→ Stated goal
Make an exact copy of the entries, and keep any pictures out of it.
++++ Dataset records ++++
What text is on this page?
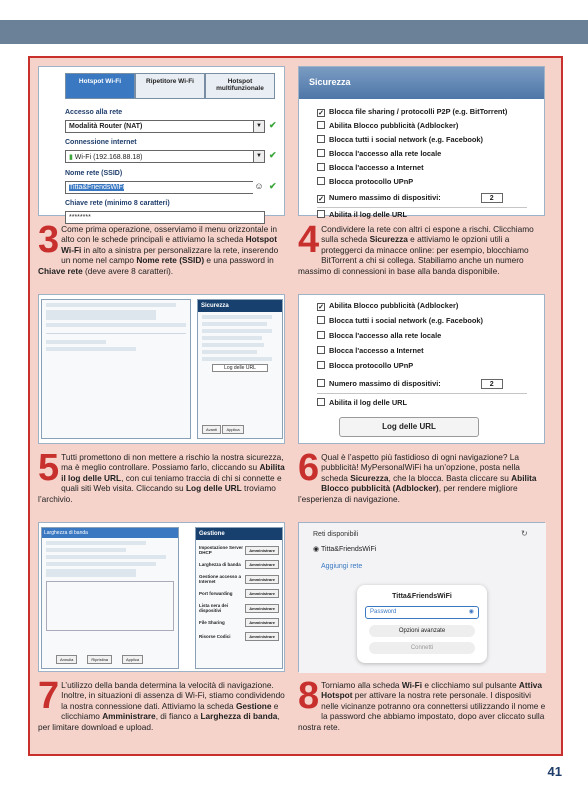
Hotspot Wi-Fi	Ripetitore Wi-Fi	Hotspot multifunzionale
Accesso alla rete
Modalità Router (NAT)	▼ ✔
Connessione internet
▮ Wi-Fi (192.168.88.18)	▼ ✔
Nome rete (SSID)
Titta&FriendsWiFi	☺ ✔
Chiave rete (minimo 8 caratteri)
********
3 Come prima operazione, osserviamo il menu orizzontale in alto con le schede principali e attiviamo la scheda Hotspot Wi-Fi in alto a sinistra per personalizzare la rete, inserendo un nome nel campo Nome rete (SSID) e una password in Chiave rete (deve avere 8 caratteri).
Sicurezza
✓ Blocca file sharing / protocolli P2P (e.g. BitTorrent)
Abilita Blocco pubblicità (Adblocker)
Blocca tutti i social network (e.g. Facebook)
Blocca l'accesso alla rete locale
Blocca l'accesso a Internet
Blocca protocollo UPnP
✓ Numero massimo di dispositivi:	2
Abilita il log delle URL
4 Condividere la rete con altri ci espone a rischi. Clicchiamo sulla scheda Sicurezza e attiviamo le opzioni utili a proteggerci da minacce online: per esempio, blocchiamo BitTorrent a chi si collega. Stabiliamo anche un numero massimo di connessioni in base alla banda disponibile.
Sicurezza
Log delle URL
Avanti Applica
5 Tutti promettono di non mettere a rischio la nostra sicurezza, ma è meglio controllare. Possiamo farlo, cliccando su Abilita il log delle URL, con cui teniamo traccia di chi si connette e quali siti Web visita. Cliccando su Log delle URL troviamo l’archivio.
✓ Abilita Blocco pubblicità (Adblocker)
Blocca tutti i social network (e.g. Facebook)
Blocca l'accesso alla rete locale
Blocca l'accesso a Internet
Blocca protocollo UPnP
Numero massimo di dispositivi:	2
Abilita il log delle URL
Log delle URL
6 Qual è l’aspetto più fastidioso di ogni navigazione? La pubblicità! MyPersonalWiFi ha un’opzione, posta nella scheda Sicurezza, che la blocca. Basta cliccare su Abilita Blocco pubblicità (Adblocker), per rendere migliore l’esperienza di navigazione.
Larghezza di banda
Annulla	Ripristina	Applica
Gestione
Impostazione Server DHCP	Amministrare
Larghezza di banda	Amministrare
Gestione accesso a Internet	Amministrare
Port forwarding	Amministrare
Lista nera dei dispositivi	Amministrare
File Sharing	Amministrare
Risorse Codici	Amministrare
7 L’utilizzo della banda determina la velocità di navigazione. Inoltre, in situazioni di assenza di Wi-Fi, stiamo condividendo la nostra connessione dati. Attiviamo la scheda Gestione e clicchiamo Amministrare, di fianco a Larghezza di banda, per limitare download e upload.
Reti disponibili	↻
◉ Titta&FriendsWiFi
Aggiungi rete
Titta&FriendsWiFi
Password	◉
Opzioni avanzate
Connetti
8 Torniamo alla scheda Wi-Fi e clicchiamo sul pulsante Attiva Hotspot per attivare la nostra rete personale. I dispositivi nelle vicinanze potranno ora connettersi utilizzando il nome e la password che abbiamo impostato, dopo aver cliccato sulla nostra rete.
41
++++
→ Written response
What text is on this page?
Hotspot Wi-Fi	Ripetitore Wi-Fi	Hotspot multifunzionale
Accesso alla rete
Modalità Router (NAT)	▼ ✔
Connessione internet
▮ Wi-Fi (192.168.88.18)	▼ ✔
Nome rete (SSID)
Titta&FriendsWiFi	☺ ✔
Chiave rete (minimo 8 caratteri)
********
3 Come prima operazione, osserviamo il menu orizzontale in alto con le schede principali e attiviamo la scheda Hotspot Wi-Fi in alto a sinistra per personalizzare la rete, inserendo un nome nel campo Nome rete (SSID) e una password in Chiave rete (deve avere 8 caratteri).
Sicurezza
✓ Blocca file sharing / protocolli P2P (e.g. BitTorrent)
Abilita Blocco pubblicità (Adblocker)
Blocca tutti i social network (e.g. Facebook)
Blocca l'accesso alla rete locale
Blocca l'accesso a Internet
Blocca protocollo UPnP
✓ Numero massimo di dispositivi:	2
Abilita il log delle URL
4 Condividere la rete con altri ci espone a rischi. Clicchiamo sulla scheda Sicurezza e attiviamo le opzioni utili a proteggerci da minacce online: per esempio, blocchiamo BitTorrent a chi si collega. Stabiliamo anche un numero massimo di connessioni in base alla banda disponibile.
Sicurezza
Log delle URL
Avanti Applica
5 Tutti promettono di non mettere a rischio la nostra sicurezza, ma è meglio controllare. Possiamo farlo, cliccando su Abilita il log delle URL, con cui teniamo traccia di chi si connette e quali siti Web visita. Cliccando su Log delle URL troviamo l’archivio.
✓ Abilita Blocco pubblicità (Adblocker)
Blocca tutti i social network (e.g. Facebook)
Blocca l'accesso alla rete locale
Blocca l'accesso a Internet
Blocca protocollo UPnP
Numero massimo di dispositivi:	2
Abilita il log delle URL
Log delle URL
6 Qual è l’aspetto più fastidioso di ogni navigazione? La pubblicità! MyPersonalWiFi ha un’opzione, posta nella scheda Sicurezza, che la blocca. Basta cliccare su Abilita Blocco pubblicità (Adblocker), per rendere migliore l’esperienza di navigazione.
Larghezza di banda
Annulla	Ripristina	Applica
Gestione
Impostazione Server DHCP	Amministrare
Larghezza di banda	Amministrare
Gestione accesso a Internet	Amministrare
Port forwarding	Amministrare
Lista nera dei dispositivi	Amministrare
File Sharing	Amministrare
Risorse Codici	Amministrare
7 L’utilizzo della banda determina la velocità di navigazione. Inoltre, in situazioni di assenza di Wi-Fi, stiamo condividendo la nostra connessione dati. Attiviamo la scheda Gestione e clicchiamo Amministrare, di fianco a Larghezza di banda, per limitare download e upload.
Reti disponibili	↻
◉ Titta&FriendsWiFi
Aggiungi rete
Titta&FriendsWiFi
Password	◉
Opzioni avanzate
Connetti
8 Torniamo alla scheda Wi-Fi e clicchiamo sul pulsante Attiva Hotspot per attivare la nostra rete personale. I dispositivi nelle vicinanze potranno ora connettersi utilizzando il nome e la password che abbiamo impostato, dopo aver cliccato sulla nostra rete.
41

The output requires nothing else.